◆ Work required
Quote the records that follow in full, leaving the pictures out.
-- start Excerpted records --
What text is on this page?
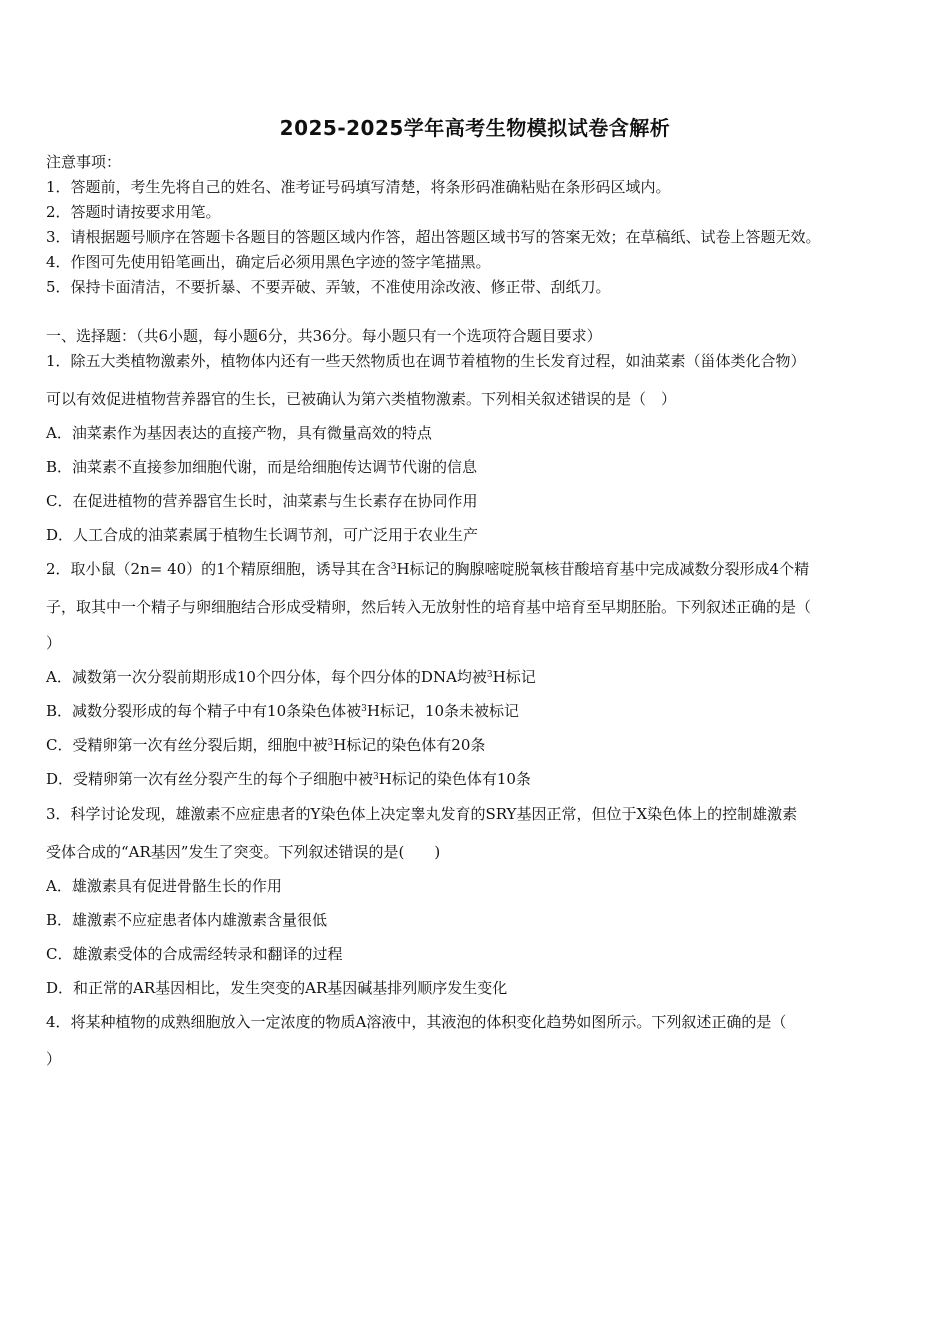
2025-2025学年高考生物模拟试卷含解析
注意事项：
1．答题前，考生先将自己的姓名、准考证号码填写清楚，将条形码准确粘贴在条形码区域内。
2．答题时请按要求用笔。
3．请根据题号顺序在答题卡各题目的答题区域内作答，超出答题区域书写的答案无效；在草稿纸、试卷上答题无效。
4．作图可先使用铅笔画出，确定后必须用黑色字迹的签字笔描黑。
5．保持卡面清洁，不要折暴、不要弄破、弄皱，不准使用涂改液、修正带、刮纸刀。
一、选择题：（共6小题，每小题6分，共36分。每小题只有一个选项符合题目要求）
1．除五大类植物激素外，植物体内还有一些天然物质也在调节着植物的生长发育过程，如油菜素（甾体类化合物）
可以有效促进植物营养器官的生长，已被确认为第六类植物激素。下列相关叙述错误的是（　）
A．油菜素作为基因表达的直接产物，具有微量高效的特点
B．油菜素不直接参加细胞代谢，而是给细胞传达调节代谢的信息
C．在促进植物的营养器官生长时，油菜素与生长素存在协同作用
D．人工合成的油菜素属于植物生长调节剂，可广泛用于农业生产
2．取小鼠（2n= 40）的1个精原细胞，诱导其在含$^3$H标记的胸腺嘧啶脱氧核苷酸培育基中完成减数分裂形成4个精
子，取其中一个精子与卵细胞结合形成受精卵，然后转入无放射性的培育基中培育至早期胚胎。下列叙述正确的是（
）
A．减数第一次分裂前期形成10个四分体，每个四分体的DNA均被$^3$H标记
B．减数分裂形成的每个精子中有10条染色体被$^3$H标记，10条未被标记
C．受精卵第一次有丝分裂后期，细胞中被$^3$H标记的染色体有20条
D．受精卵第一次有丝分裂产生的每个子细胞中被$^3$H标记的染色体有10条
3．科学讨论发现，雄激素不应症患者的Y染色体上决定睾丸发育的SRY基因正常，但位于X染色体上的控制雄激素
受体合成的“AR基因”发生了突变。下列叙述错误的是(　　)
A．雄激素具有促进骨骼生长的作用
B．雄激素不应症患者体内雄激素含量很低
C．雄激素受体的合成需经转录和翻译的过程
D．和正常的AR基因相比，发生突变的AR基因碱基排列顺序发生变化
4．将某种植物的成熟细胞放入一定浓度的物质A溶液中，其液泡的体积变化趋势如图所示。下列叙述正确的是（
）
-- end Excerpted records --
◆ Task response
What text is on this page?
2025-2025学年高考生物模拟试卷含解析
注意事项：
1．答题前，考生先将自己的姓名、准考证号码填写清楚，将条形码准确粘贴在条形码区域内。
2．答题时请按要求用笔。
3．请根据题号顺序在答题卡各题目的答题区域内作答，超出答题区域书写的答案无效；在草稿纸、试卷上答题无效。
4．作图可先使用铅笔画出，确定后必须用黑色字迹的签字笔描黑。
5．保持卡面清洁，不要折暴、不要弄破、弄皱，不准使用涂改液、修正带、刮纸刀。
一、选择题：（共6小题，每小题6分，共36分。每小题只有一个选项符合题目要求）
1．除五大类植物激素外，植物体内还有一些天然物质也在调节着植物的生长发育过程，如油菜素（甾体类化合物）
可以有效促进植物营养器官的生长，已被确认为第六类植物激素。下列相关叙述错误的是（　）
A．油菜素作为基因表达的直接产物，具有微量高效的特点
B．油菜素不直接参加细胞代谢，而是给细胞传达调节代谢的信息
C．在促进植物的营养器官生长时，油菜素与生长素存在协同作用
D．人工合成的油菜素属于植物生长调节剂，可广泛用于农业生产
2．取小鼠（2n= 40）的1个精原细胞，诱导其在含$^3$H标记的胸腺嘧啶脱氧核苷酸培育基中完成减数分裂形成4个精
子，取其中一个精子与卵细胞结合形成受精卵，然后转入无放射性的培育基中培育至早期胚胎。下列叙述正确的是（
）
A．减数第一次分裂前期形成10个四分体，每个四分体的DNA均被$^3$H标记
B．减数分裂形成的每个精子中有10条染色体被$^3$H标记，10条未被标记
C．受精卵第一次有丝分裂后期，细胞中被$^3$H标记的染色体有20条
D．受精卵第一次有丝分裂产生的每个子细胞中被$^3$H标记的染色体有10条
3．科学讨论发现，雄激素不应症患者的Y染色体上决定睾丸发育的SRY基因正常，但位于X染色体上的控制雄激素
受体合成的“AR基因”发生了突变。下列叙述错误的是(　　)
A．雄激素具有促进骨骼生长的作用
B．雄激素不应症患者体内雄激素含量很低
C．雄激素受体的合成需经转录和翻译的过程
D．和正常的AR基因相比，发生突变的AR基因碱基排列顺序发生变化
4．将某种植物的成熟细胞放入一定浓度的物质A溶液中，其液泡的体积变化趋势如图所示。下列叙述正确的是（
）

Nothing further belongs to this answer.